Listed entries ::
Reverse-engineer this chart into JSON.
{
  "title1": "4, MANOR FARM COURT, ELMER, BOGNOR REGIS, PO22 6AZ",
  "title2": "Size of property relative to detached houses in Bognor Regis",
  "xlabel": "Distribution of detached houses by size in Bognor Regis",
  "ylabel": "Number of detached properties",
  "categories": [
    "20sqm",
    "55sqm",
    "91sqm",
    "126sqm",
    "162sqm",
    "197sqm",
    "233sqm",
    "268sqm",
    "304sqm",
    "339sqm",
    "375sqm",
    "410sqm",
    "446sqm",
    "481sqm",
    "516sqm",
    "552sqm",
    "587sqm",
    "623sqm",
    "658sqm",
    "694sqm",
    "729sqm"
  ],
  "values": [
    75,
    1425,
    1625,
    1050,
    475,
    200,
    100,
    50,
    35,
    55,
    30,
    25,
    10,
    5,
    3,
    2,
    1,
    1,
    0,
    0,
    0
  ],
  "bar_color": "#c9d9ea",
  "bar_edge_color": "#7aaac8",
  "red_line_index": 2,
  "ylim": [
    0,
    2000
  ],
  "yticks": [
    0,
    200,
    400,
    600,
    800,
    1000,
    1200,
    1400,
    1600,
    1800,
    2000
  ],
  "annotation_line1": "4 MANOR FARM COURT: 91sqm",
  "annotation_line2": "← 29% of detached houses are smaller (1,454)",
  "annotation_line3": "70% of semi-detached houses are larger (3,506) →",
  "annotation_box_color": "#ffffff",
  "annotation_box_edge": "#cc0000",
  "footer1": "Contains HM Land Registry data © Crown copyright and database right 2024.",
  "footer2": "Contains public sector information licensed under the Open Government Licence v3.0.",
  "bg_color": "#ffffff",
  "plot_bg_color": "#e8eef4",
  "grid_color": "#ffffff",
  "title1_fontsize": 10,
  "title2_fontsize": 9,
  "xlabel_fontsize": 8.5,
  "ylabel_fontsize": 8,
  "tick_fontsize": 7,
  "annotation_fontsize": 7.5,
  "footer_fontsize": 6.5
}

Given instruction ::
Go through the entries above and pull out each line with "FARM" in it.

Result of the task ::
  "title1": "4, MANOR FARM COURT, ELMER, BOGNOR REGIS, PO22 6AZ",
  "annotation_line1": "4 MANOR FARM COURT: 91sqm",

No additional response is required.